#### [MATERIALS PROVIDED]
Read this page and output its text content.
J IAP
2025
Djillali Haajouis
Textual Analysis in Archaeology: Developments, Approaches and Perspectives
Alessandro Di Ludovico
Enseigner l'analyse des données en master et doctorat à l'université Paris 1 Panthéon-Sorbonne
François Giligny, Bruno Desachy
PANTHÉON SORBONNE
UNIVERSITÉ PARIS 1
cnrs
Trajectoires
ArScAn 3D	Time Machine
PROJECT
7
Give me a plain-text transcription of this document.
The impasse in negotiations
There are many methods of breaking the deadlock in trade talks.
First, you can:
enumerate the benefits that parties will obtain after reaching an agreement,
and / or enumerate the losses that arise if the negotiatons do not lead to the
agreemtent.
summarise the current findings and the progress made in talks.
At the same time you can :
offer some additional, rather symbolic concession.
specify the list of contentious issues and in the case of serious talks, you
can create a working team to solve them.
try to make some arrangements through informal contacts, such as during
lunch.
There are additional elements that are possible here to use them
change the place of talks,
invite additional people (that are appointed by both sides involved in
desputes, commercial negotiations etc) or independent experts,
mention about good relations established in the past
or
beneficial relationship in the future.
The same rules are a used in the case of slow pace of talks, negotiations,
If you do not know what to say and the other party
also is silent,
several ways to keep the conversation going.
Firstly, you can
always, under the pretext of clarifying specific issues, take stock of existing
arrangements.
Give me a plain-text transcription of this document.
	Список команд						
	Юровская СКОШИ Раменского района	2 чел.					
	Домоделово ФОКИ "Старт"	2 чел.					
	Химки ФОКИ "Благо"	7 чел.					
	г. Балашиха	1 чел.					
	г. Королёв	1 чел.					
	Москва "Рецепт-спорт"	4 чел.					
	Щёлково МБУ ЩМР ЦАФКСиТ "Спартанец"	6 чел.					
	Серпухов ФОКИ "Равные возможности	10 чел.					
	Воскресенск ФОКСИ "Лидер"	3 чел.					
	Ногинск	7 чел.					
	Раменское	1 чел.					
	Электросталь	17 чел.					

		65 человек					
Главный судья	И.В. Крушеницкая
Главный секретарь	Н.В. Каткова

#### [TO DO]
Each record should come back exactly as written.

#### [WRITTEN SOLUTION]
Read this page and output its text content.
J IAP
2025
Djillali Haajouis
Textual Analysis in Archaeology: Developments, Approaches and Perspectives
Alessandro Di Ludovico
Enseigner l'analyse des données en master et doctorat à l'université Paris 1 Panthéon-Sorbonne
François Giligny, Bruno Desachy
PANTHÉON SORBONNE
UNIVERSITÉ PARIS 1
cnrs
Trajectoires
ArScAn 3D	Time Machine
PROJECT
7
Give me a plain-text transcription of this document.
The impasse in negotiations
There are many methods of breaking the deadlock in trade talks.
First, you can:
enumerate the benefits that parties will obtain after reaching an agreement,
and / or enumerate the losses that arise if the negotiatons do not lead to the
agreemtent.
summarise the current findings and the progress made in talks.
At the same time you can :
offer some additional, rather symbolic concession.
specify the list of contentious issues and in the case of serious talks, you
can create a working team to solve them.
try to make some arrangements through informal contacts, such as during
lunch.
There are additional elements that are possible here to use them
change the place of talks,
invite additional people (that are appointed by both sides involved in
desputes, commercial negotiations etc) or independent experts,
mention about good relations established in the past
or
beneficial relationship in the future.
The same rules are a used in the case of slow pace of talks, negotiations,
If you do not know what to say and the other party
also is silent,
several ways to keep the conversation going.
Firstly, you can
always, under the pretext of clarifying specific issues, take stock of existing
arrangements.
Give me a plain-text transcription of this document.
	Список команд						
	Юровская СКОШИ Раменского района	2 чел.					
	Домоделово ФОКИ "Старт"	2 чел.					
	Химки ФОКИ "Благо"	7 чел.					
	г. Балашиха	1 чел.					
	г. Королёв	1 чел.					
	Москва "Рецепт-спорт"	4 чел.					
	Щёлково МБУ ЩМР ЦАФКСиТ "Спартанец"	6 чел.					
	Серпухов ФОКИ "Равные возможности	10 чел.					
	Воскресенск ФОКСИ "Лидер"	3 чел.					
	Ногинск	7 чел.					
	Раменское	1 чел.					
	Электросталь	17 чел.					

		65 человек					
Главный судья	И.В. Крушеницкая
Главный секретарь	Н.В. Каткова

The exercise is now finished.